> [Goal]:
Your answer should be a single number: how many lines in the data below hold the string "Worth".

─── Data for this task

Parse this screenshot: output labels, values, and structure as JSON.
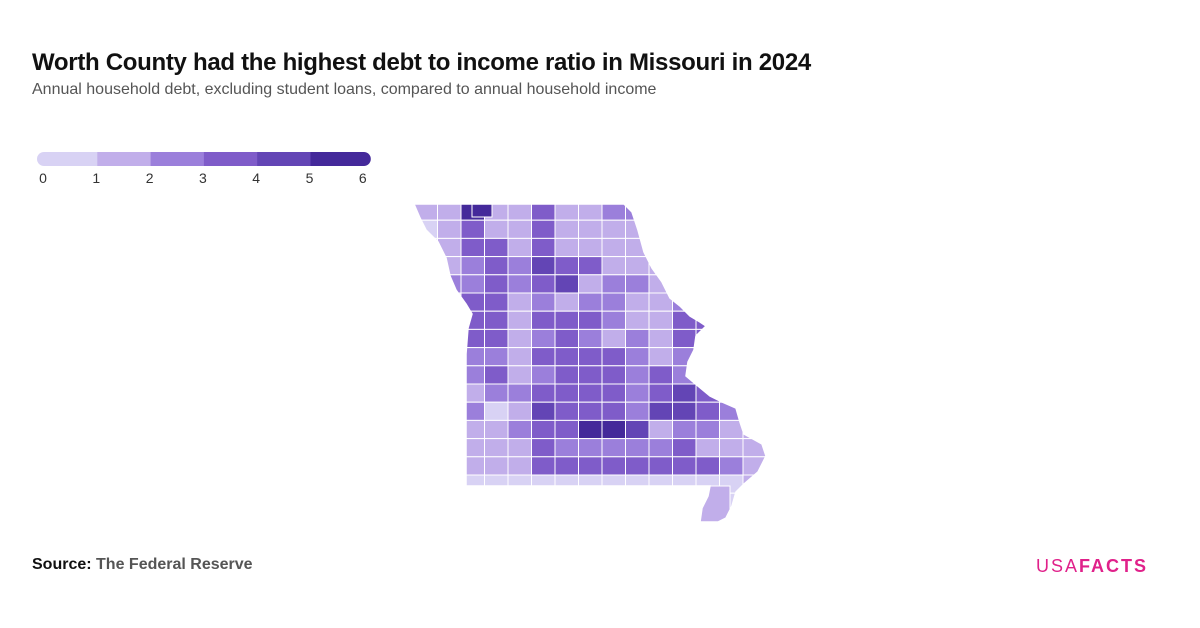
{
  "header": {
    "title": "Worth County had the highest debt to income ratio in Missouri in 2024",
    "subtitle": "Annual household debt, excluding student loans, compared to annual household income"
  },
  "legend": {
    "ticks": [
      "0",
      "1",
      "2",
      "3",
      "4",
      "5",
      "6"
    ],
    "colors": [
      "#d8d2f4",
      "#c1aeea",
      "#9b7fdb",
      "#7f5cc9",
      "#6345b5",
      "#44299a"
    ]
  },
  "map": {
    "region": "Missouri",
    "level_colors": [
      "#d8d2f4",
      "#c1aeea",
      "#9b7fdb",
      "#7f5cc9",
      "#6345b5",
      "#44299a"
    ],
    "highlight_county": "Worth County"
  },
  "footer": {
    "source_label": "Source:",
    "source_value": "The Federal Reserve",
    "logo_usa": "USA",
    "logo_facts": "FACTS"
  }
}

──────

> [Answer below]:
2